— DIE AUFGABE —
Nenne bitte alle Programme und Geräte, die der Text zum Siemensstern mit ihrem Produktnamen erwähnt.

━━ AUSGANGSTEXT ━━

Um die Testvorlage, den Siemensstern, selber herstellen zu können, benötigt man ein Vektor-Grafikprogramm, z. B. CorelDraw oder Illustrator. Zunächst ein paar Vo­rüberlegungen: Der Siemensstern soll aus 90 Schwarz-Weiß-Wechseln, also 180 Kreissegmenten be­stehen, jedes Segment deckt daher 2 Grad des Kreises ab. Bei einem Siemensstern mit 200 mm Durchmesser (in dieser Größe passt er auf ein Blatt DIN A4) ergeben sich für die Segmentbreite am Außenradi­us 3,49 mm. Man zeichnet also ein Dreieck mit einer Basis von 3,49 mm und einer Höhe von 100 mm. Dann wird das Dreieck um jeweils 4 Grad mit der Spitze als Drehpunkt so oft rotiert, bis ein Vollkreis entstanden ist. Diesen Stern druckt man auf Fotopapier in bester Qualität auf einem Tintenstrahldrucker aus. Der Autor hat für seine Versuche einen recht betagten HP 930c benutzt, der völlig ausreichte. Übrigens: Mit einer Lupe kann man jetzt auch seinen Drucker testen: Man schaut sich dazu die Stern-Mitte genau an und misst den Kreisdurchmesser, der noch getrennte Segmen­te erkennen lässt. Je kleiner, desto besser! Ein geeigneter Siemensstern kann auch über den weiterführenden Link als PDF-Datei herunter geladen werden.

━━━
━━ ANGEZEIGTE DATEN ━━

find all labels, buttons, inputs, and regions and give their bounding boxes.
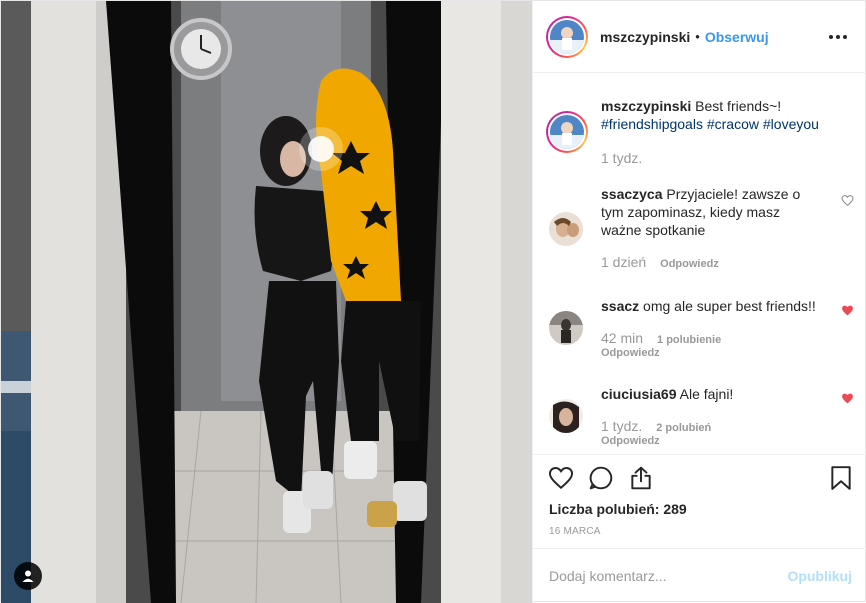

━━━

— ERGEBNIS —
- CorelDraw
- Illustrator
- HP 930c